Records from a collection

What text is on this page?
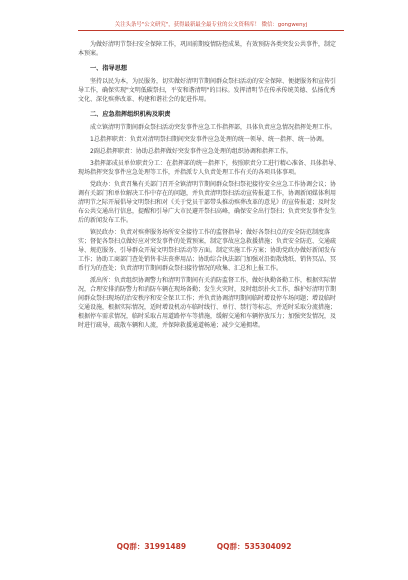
关注头条号"公文研究"，获得最新最全最专业的公文资料库！ 微信：gongwenyj

为做好清明节祭扫安全保障工作，巩固前期疫情防控成果，有效预防各类突发公共事件，制定本预案。

一、指导思想

坚持以民为本，为民服务，切实做好清明节期间群众祭扫活动的安全保障、便捷服务和宣传引导工作，确保实现"文明低碳祭扫，平安和谐清明"的目标。发挥清明节在传承传统美德、弘扬优秀文化、深化殡葬改革、构建和谐社会的促进作用。

二、应急指挥组织机构及职责

成立镇清明节期间群众祭扫活动突发事件应急工作指挥部，具体负责应急情况指挥处理工作。

1总指挥职责：负责对清明祭扫期间突发事件应急处理的统一领导、统一指挥、统一协调。

2副总指挥职责：协助总指挥做好突发事件应急处理的组织协调和指挥工作。

3指挥部成员单位职责分工：在指挥部的统一指挥下，按照职责分工进行精心准备、具体指导、现场指挥突发事件应急处理等工作，并指派专人负责处理工作有关的各项具体事项。

党政办：负责召集有关部门召开全镇清明节期间群众祭扫祭祀接待安全应急工作协调会议；协调有关部门和单位解决工作中存在的问题，并负责清明祭扫活动宣传报道工作，协调新闻媒体利用清明节之际开展倡导文明祭扫和对《关于党员干部带头推动殡葬改革的意见》的宣传报道；及时发布公共交通出行信息，提醒和引导广大市民避开祭扫高峰，确保安全出行祭扫；负责突发事件发生后的新闻发布工作。

镇民政办：负责对殡葬服务场所安全接待工作的监督指导；做好各祭扫点的安全防范制度落实；督促各祭扫点做好应对突发事件的处置预案，制定事故应急救援措施；负责安全防范、交通疏导、规范服务、引导群众开展文明祭扫活动等方面。制定实施工作方案；协助党政办做好新闻发布工作；协助工商部门查处销售非法丧葬用品；协助综合执法部门加强对沿街散烧纸、销售冥品、冥币行为的查处；负责清明节期间群众祭扫接待情况的收集、汇总和上报工作。

派出所：负责组织协调警力和清明节期间有关消防监督工作，做好执勤备勤工作，根据实际情况，合理安排消防警力和消防车辆在现场备勤；发生火灾时，及时组织扑火工作，维护好清明节期间群众祭扫现场的治安秩序和安全保卫工作；并负责协调清明期间临时增设停车场问题；增设临时交通设施，根据实际情况，适时增设机动车临时线行、单行、禁行等标志，并适时采取分流措施；根据停车需求情况，临时采取占用道路停车等措施，缓解交通和车辆停放压力；加强突发情况，及时进行疏导，疏散车辆和人流，并保障救援通道畅通；减少交通拥堵。

QQ群：31991489	QQ群：535304092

REQUEST
Omit the pictures. Transcribe every record exactly.

OUTPUT OF THE TASK
What text is on this page?
关注头条号"公文研究"，获得最新最全最专业的公文资料库！ 微信：gongwenyj

为做好清明节祭扫安全保障工作，巩固前期疫情防控成果，有效预防各类突发公共事件，制定本预案。

一、指导思想

坚持以民为本，为民服务，切实做好清明节期间群众祭扫活动的安全保障、便捷服务和宣传引导工作，确保实现"文明低碳祭扫，平安和谐清明"的目标。发挥清明节在传承传统美德、弘扬优秀文化、深化殡葬改革、构建和谐社会的促进作用。

二、应急指挥组织机构及职责

成立镇清明节期间群众祭扫活动突发事件应急工作指挥部，具体负责应急情况指挥处理工作。

1总指挥职责：负责对清明祭扫期间突发事件应急处理的统一领导、统一指挥、统一协调。

2副总指挥职责：协助总指挥做好突发事件应急处理的组织协调和指挥工作。

3指挥部成员单位职责分工：在指挥部的统一指挥下，按照职责分工进行精心准备、具体指导、现场指挥突发事件应急处理等工作，并指派专人负责处理工作有关的各项具体事项。

党政办：负责召集有关部门召开全镇清明节期间群众祭扫祭祀接待安全应急工作协调会议；协调有关部门和单位解决工作中存在的问题，并负责清明祭扫活动宣传报道工作，协调新闻媒体利用清明节之际开展倡导文明祭扫和对《关于党员干部带头推动殡葬改革的意见》的宣传报道；及时发布公共交通出行信息，提醒和引导广大市民避开祭扫高峰，确保安全出行祭扫；负责突发事件发生后的新闻发布工作。

镇民政办：负责对殡葬服务场所安全接待工作的监督指导；做好各祭扫点的安全防范制度落实；督促各祭扫点做好应对突发事件的处置预案，制定事故应急救援措施；负责安全防范、交通疏导、规范服务、引导群众开展文明祭扫活动等方面。制定实施工作方案；协助党政办做好新闻发布工作；协助工商部门查处销售非法丧葬用品；协助综合执法部门加强对沿街散烧纸、销售冥品、冥币行为的查处；负责清明节期间群众祭扫接待情况的收集、汇总和上报工作。

派出所：负责组织协调警力和清明节期间有关消防监督工作，做好执勤备勤工作，根据实际情况，合理安排消防警力和消防车辆在现场备勤；发生火灾时，及时组织扑火工作，维护好清明节期间群众祭扫现场的治安秩序和安全保卫工作；并负责协调清明期间临时增设停车场问题；增设临时交通设施，根据实际情况，适时增设机动车临时线行、单行、禁行等标志，并适时采取分流措施；根据停车需求情况，临时采取占用道路停车等措施，缓解交通和车辆停放压力；加强突发情况，及时进行疏导，疏散车辆和人流，并保障救援通道畅通；减少交通拥堵。

QQ群：31991489	QQ群：535304092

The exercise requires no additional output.